→ JOB:
Write out every entry precisely as given, leaving the pictures out.
_ _ _ _ _
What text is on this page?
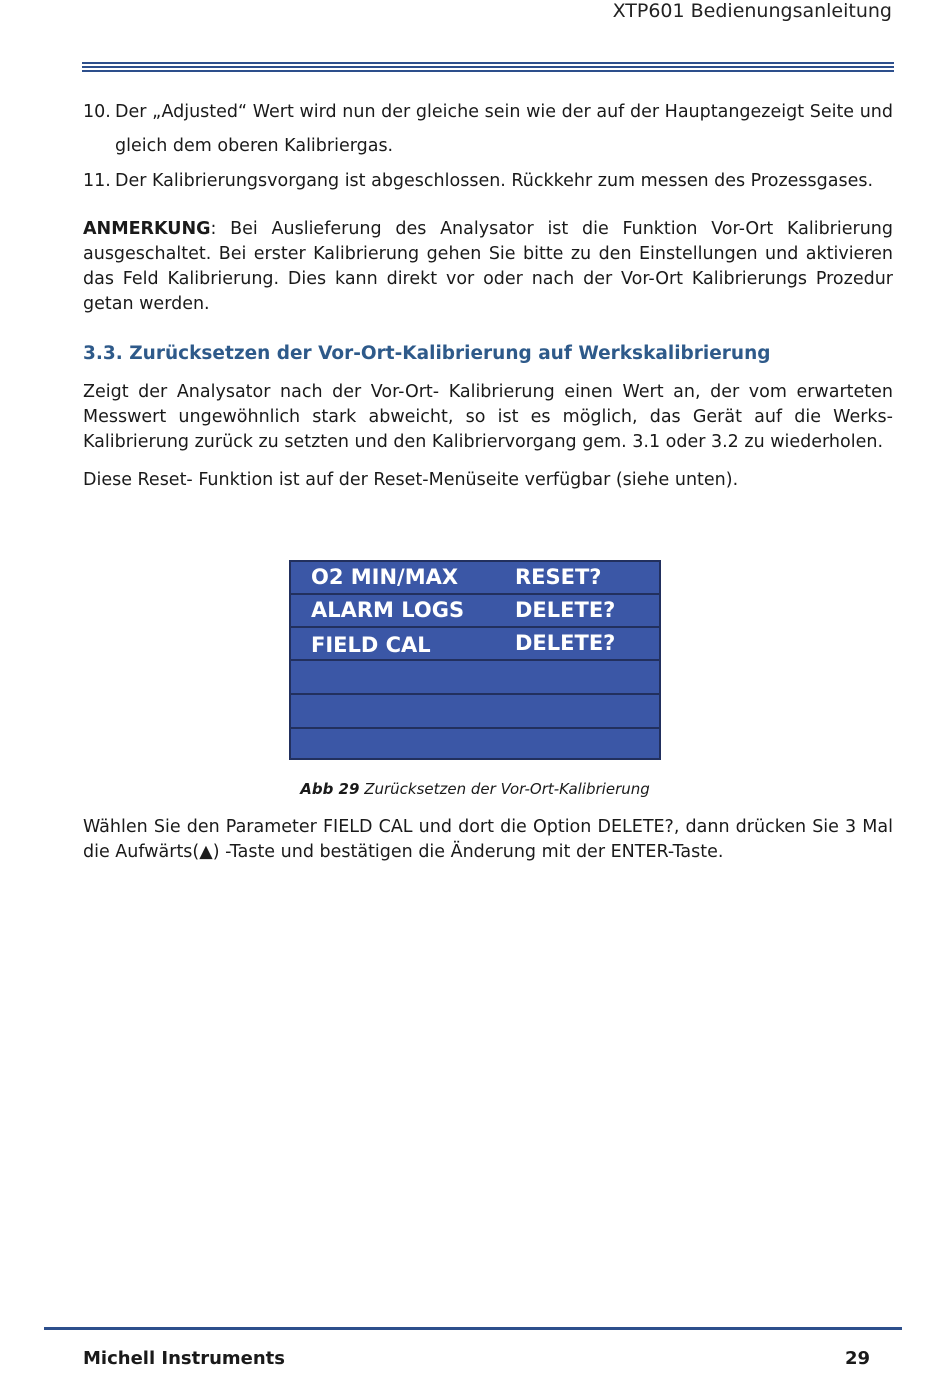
XTP601 Bedienungsanleitung
10. Der „Adjusted“ Wert wird nun der gleiche sein wie der auf der Hauptangezeigt Seite und
gleich dem oberen Kalibriergas.
11. Der Kalibrierungsvorgang ist abgeschlossen. Rückkehr zum messen des Prozessgases.
ANMERKUNG: Bei Auslieferung des Analysator ist die Funktion Vor-Ort Kalibrierung ausgeschaltet. Bei erster Kalibrierung gehen Sie bitte zu den Einstellungen und aktivieren das Feld Kalibrierung. Dies kann direkt vor oder nach der Vor-Ort Kalibrierungs Prozedur getan werden.
3.3. Zurücksetzen der Vor-Ort-Kalibrierung auf Werkskalibrierung
Zeigt der Analysator nach der Vor-Ort- Kalibrierung einen Wert an, der vom erwarteten Messwert ungewöhnlich stark abweicht, so ist es möglich, das Gerät auf die Werks-Kalibrierung zurück zu setzten und den Kalibriervorgang gem. 3.1 oder 3.2 zu wiederholen.
Diese Reset- Funktion ist auf der Reset-Menüseite verfügbar (siehe unten).
O2 MIN/MAX	RESET?
ALARM LOGS DELETE?
FIELD CAL	DELETE?
Abb 29 Zurücksetzen der Vor-Ort-Kalibrierung
Wählen Sie den Parameter FIELD CAL und dort die Option DELETE?, dann drücken Sie 3 Mal die Aufwärts(▲) -Taste und bestätigen die Änderung mit der ENTER-Taste.
Michell Instruments	29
_ _ _ _ _
→ FINISHED ANSWER:
What text is on this page?
XTP601 Bedienungsanleitung
10. Der „Adjusted“ Wert wird nun der gleiche sein wie der auf der Hauptangezeigt Seite und
gleich dem oberen Kalibriergas.
11. Der Kalibrierungsvorgang ist abgeschlossen. Rückkehr zum messen des Prozessgases.
ANMERKUNG: Bei Auslieferung des Analysator ist die Funktion Vor-Ort Kalibrierung ausgeschaltet. Bei erster Kalibrierung gehen Sie bitte zu den Einstellungen und aktivieren das Feld Kalibrierung. Dies kann direkt vor oder nach der Vor-Ort Kalibrierungs Prozedur getan werden.
3.3. Zurücksetzen der Vor-Ort-Kalibrierung auf Werkskalibrierung
Zeigt der Analysator nach der Vor-Ort- Kalibrierung einen Wert an, der vom erwarteten Messwert ungewöhnlich stark abweicht, so ist es möglich, das Gerät auf die Werks-Kalibrierung zurück zu setzten und den Kalibriervorgang gem. 3.1 oder 3.2 zu wiederholen.
Diese Reset- Funktion ist auf der Reset-Menüseite verfügbar (siehe unten).
O2 MIN/MAX	RESET?
ALARM LOGS DELETE?
FIELD CAL	DELETE?
Abb 29 Zurücksetzen der Vor-Ort-Kalibrierung
Wählen Sie den Parameter FIELD CAL und dort die Option DELETE?, dann drücken Sie 3 Mal die Aufwärts(▲) -Taste und bestätigen die Änderung mit der ENTER-Taste.
Michell Instruments	29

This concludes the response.